** Start **

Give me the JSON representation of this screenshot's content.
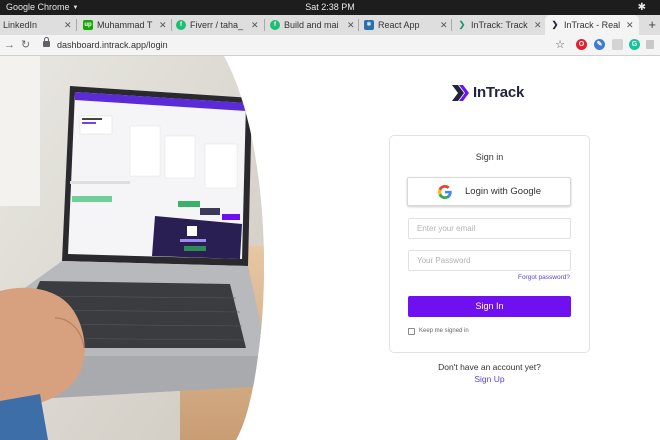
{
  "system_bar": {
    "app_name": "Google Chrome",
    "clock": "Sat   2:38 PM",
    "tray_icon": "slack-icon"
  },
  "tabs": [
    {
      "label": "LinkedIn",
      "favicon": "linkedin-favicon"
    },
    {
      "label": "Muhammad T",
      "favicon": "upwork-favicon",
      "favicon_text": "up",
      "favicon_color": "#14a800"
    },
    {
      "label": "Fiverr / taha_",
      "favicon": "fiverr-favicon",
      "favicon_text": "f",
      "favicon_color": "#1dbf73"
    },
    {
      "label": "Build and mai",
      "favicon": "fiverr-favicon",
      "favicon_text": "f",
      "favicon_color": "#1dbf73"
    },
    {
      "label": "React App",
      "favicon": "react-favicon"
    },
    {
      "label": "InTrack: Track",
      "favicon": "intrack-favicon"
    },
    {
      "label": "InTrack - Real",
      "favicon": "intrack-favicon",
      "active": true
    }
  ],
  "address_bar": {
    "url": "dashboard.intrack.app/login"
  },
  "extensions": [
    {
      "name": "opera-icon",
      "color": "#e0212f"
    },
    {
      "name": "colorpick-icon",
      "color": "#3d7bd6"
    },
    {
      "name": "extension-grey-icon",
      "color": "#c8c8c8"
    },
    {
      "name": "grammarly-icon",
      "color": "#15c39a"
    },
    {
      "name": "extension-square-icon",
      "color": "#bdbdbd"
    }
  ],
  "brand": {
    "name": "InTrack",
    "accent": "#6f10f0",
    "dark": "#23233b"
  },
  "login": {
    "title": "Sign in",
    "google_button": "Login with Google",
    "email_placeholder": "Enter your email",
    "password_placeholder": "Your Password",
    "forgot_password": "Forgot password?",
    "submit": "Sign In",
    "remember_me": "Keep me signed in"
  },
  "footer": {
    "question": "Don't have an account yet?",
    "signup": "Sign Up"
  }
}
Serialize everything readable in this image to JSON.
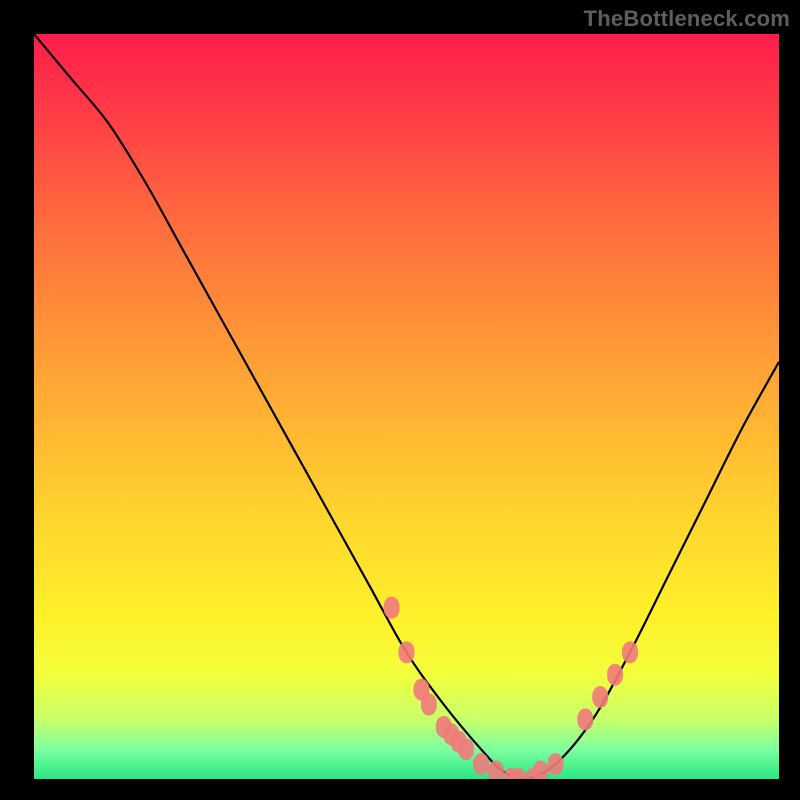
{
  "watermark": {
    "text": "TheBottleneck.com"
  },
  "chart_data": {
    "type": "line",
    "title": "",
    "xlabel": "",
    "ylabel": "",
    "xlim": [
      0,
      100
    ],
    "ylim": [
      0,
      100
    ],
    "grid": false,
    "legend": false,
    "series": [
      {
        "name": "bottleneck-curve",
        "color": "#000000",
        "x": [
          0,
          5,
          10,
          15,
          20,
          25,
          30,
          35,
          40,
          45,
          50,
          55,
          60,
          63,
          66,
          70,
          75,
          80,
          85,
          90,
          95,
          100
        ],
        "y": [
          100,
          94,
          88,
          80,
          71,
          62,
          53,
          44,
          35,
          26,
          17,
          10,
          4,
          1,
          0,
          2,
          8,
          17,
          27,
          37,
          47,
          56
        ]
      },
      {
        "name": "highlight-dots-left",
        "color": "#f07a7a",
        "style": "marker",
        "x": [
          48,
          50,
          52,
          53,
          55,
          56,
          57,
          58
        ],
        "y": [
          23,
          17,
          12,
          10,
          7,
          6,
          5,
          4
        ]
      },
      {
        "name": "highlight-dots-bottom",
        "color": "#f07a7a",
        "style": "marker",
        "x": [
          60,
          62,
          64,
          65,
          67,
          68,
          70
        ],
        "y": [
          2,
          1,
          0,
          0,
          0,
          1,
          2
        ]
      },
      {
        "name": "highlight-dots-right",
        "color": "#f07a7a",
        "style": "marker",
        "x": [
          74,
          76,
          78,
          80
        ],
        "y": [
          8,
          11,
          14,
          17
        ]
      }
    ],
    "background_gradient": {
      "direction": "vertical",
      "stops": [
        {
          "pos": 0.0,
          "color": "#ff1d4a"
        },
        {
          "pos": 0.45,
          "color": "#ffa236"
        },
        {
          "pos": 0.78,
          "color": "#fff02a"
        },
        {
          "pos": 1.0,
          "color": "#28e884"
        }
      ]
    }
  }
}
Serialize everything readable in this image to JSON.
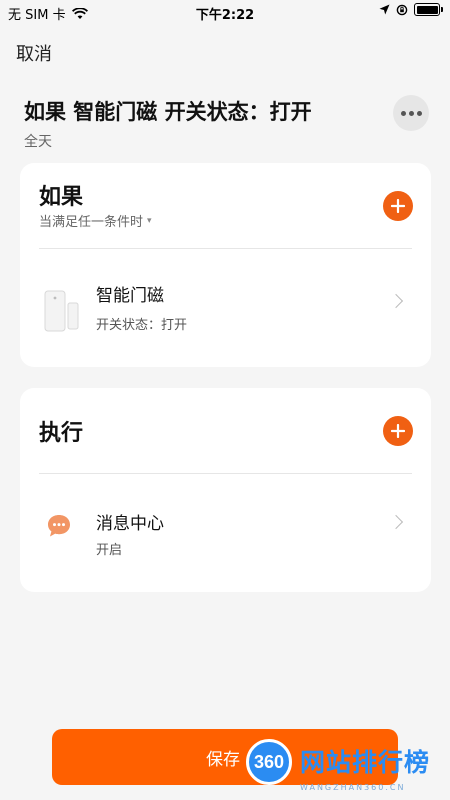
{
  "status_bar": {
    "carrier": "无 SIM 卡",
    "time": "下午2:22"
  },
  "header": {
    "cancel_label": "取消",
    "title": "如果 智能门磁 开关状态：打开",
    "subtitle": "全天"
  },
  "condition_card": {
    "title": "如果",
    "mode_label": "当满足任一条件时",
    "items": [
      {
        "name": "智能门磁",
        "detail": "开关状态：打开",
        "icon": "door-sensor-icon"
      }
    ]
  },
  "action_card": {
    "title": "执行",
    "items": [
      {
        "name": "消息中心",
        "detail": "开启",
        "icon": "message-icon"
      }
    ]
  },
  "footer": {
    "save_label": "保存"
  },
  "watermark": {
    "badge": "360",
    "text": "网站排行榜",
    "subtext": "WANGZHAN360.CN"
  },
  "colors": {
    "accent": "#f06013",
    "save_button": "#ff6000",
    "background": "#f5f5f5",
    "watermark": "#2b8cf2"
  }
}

** End **

■ STATED TASK ■
Your task is to retype all the entries exactly and leave out any pictures.

■ ANSWER TO THE EXERCISE ■
Give me the JSON representation of this screenshot's content.
{
  "system_bar": {
    "app_name": "Google Chrome",
    "clock": "Sat   2:38 PM",
    "tray_icon": "slack-icon"
  },
  "tabs": [
    {
      "label": "LinkedIn",
      "favicon": "linkedin-favicon"
    },
    {
      "label": "Muhammad T",
      "favicon": "upwork-favicon",
      "favicon_text": "up",
      "favicon_color": "#14a800"
    },
    {
      "label": "Fiverr / taha_",
      "favicon": "fiverr-favicon",
      "favicon_text": "f",
      "favicon_color": "#1dbf73"
    },
    {
      "label": "Build and mai",
      "favicon": "fiverr-favicon",
      "favicon_text": "f",
      "favicon_color": "#1dbf73"
    },
    {
      "label": "React App",
      "favicon": "react-favicon"
    },
    {
      "label": "InTrack: Track",
      "favicon": "intrack-favicon"
    },
    {
      "label": "InTrack - Real",
      "favicon": "intrack-favicon",
      "active": true
    }
  ],
  "address_bar": {
    "url": "dashboard.intrack.app/login"
  },
  "extensions": [
    {
      "name": "opera-icon",
      "color": "#e0212f"
    },
    {
      "name": "colorpick-icon",
      "color": "#3d7bd6"
    },
    {
      "name": "extension-grey-icon",
      "color": "#c8c8c8"
    },
    {
      "name": "grammarly-icon",
      "color": "#15c39a"
    },
    {
      "name": "extension-square-icon",
      "color": "#bdbdbd"
    }
  ],
  "brand": {
    "name": "InTrack",
    "accent": "#6f10f0",
    "dark": "#23233b"
  },
  "login": {
    "title": "Sign in",
    "google_button": "Login with Google",
    "email_placeholder": "Enter your email",
    "password_placeholder": "Your Password",
    "forgot_password": "Forgot password?",
    "submit": "Sign In",
    "remember_me": "Keep me signed in"
  },
  "footer": {
    "question": "Don't have an account yet?",
    "signup": "Sign Up"
  }
}
Serialize everything readable in this image to JSON.
{
  "watermark": {
    "text": "TheBottleneck.com"
  },
  "chart_data": {
    "type": "line",
    "title": "",
    "xlabel": "",
    "ylabel": "",
    "xlim": [
      0,
      100
    ],
    "ylim": [
      0,
      100
    ],
    "grid": false,
    "legend": false,
    "series": [
      {
        "name": "bottleneck-curve",
        "color": "#000000",
        "x": [
          0,
          5,
          10,
          15,
          20,
          25,
          30,
          35,
          40,
          45,
          50,
          55,
          60,
          63,
          66,
          70,
          75,
          80,
          85,
          90,
          95,
          100
        ],
        "y": [
          100,
          94,
          88,
          80,
          71,
          62,
          53,
          44,
          35,
          26,
          17,
          10,
          4,
          1,
          0,
          2,
          8,
          17,
          27,
          37,
          47,
          56
        ]
      },
      {
        "name": "highlight-dots-left",
        "color": "#f07a7a",
        "style": "marker",
        "x": [
          48,
          50,
          52,
          53,
          55,
          56,
          57,
          58
        ],
        "y": [
          23,
          17,
          12,
          10,
          7,
          6,
          5,
          4
        ]
      },
      {
        "name": "highlight-dots-bottom",
        "color": "#f07a7a",
        "style": "marker",
        "x": [
          60,
          62,
          64,
          65,
          67,
          68,
          70
        ],
        "y": [
          2,
          1,
          0,
          0,
          0,
          1,
          2
        ]
      },
      {
        "name": "highlight-dots-right",
        "color": "#f07a7a",
        "style": "marker",
        "x": [
          74,
          76,
          78,
          80
        ],
        "y": [
          8,
          11,
          14,
          17
        ]
      }
    ],
    "background_gradient": {
      "direction": "vertical",
      "stops": [
        {
          "pos": 0.0,
          "color": "#ff1d4a"
        },
        {
          "pos": 0.45,
          "color": "#ffa236"
        },
        {
          "pos": 0.78,
          "color": "#fff02a"
        },
        {
          "pos": 1.0,
          "color": "#28e884"
        }
      ]
    }
  }
}
Serialize everything readable in this image to JSON.
{
  "status_bar": {
    "carrier": "无 SIM 卡",
    "time": "下午2:22"
  },
  "header": {
    "cancel_label": "取消",
    "title": "如果 智能门磁 开关状态：打开",
    "subtitle": "全天"
  },
  "condition_card": {
    "title": "如果",
    "mode_label": "当满足任一条件时",
    "items": [
      {
        "name": "智能门磁",
        "detail": "开关状态：打开",
        "icon": "door-sensor-icon"
      }
    ]
  },
  "action_card": {
    "title": "执行",
    "items": [
      {
        "name": "消息中心",
        "detail": "开启",
        "icon": "message-icon"
      }
    ]
  },
  "footer": {
    "save_label": "保存"
  },
  "watermark": {
    "badge": "360",
    "text": "网站排行榜",
    "subtext": "WANGZHAN360.CN"
  },
  "colors": {
    "accent": "#f06013",
    "save_button": "#ff6000",
    "background": "#f5f5f5",
    "watermark": "#2b8cf2"
  }
}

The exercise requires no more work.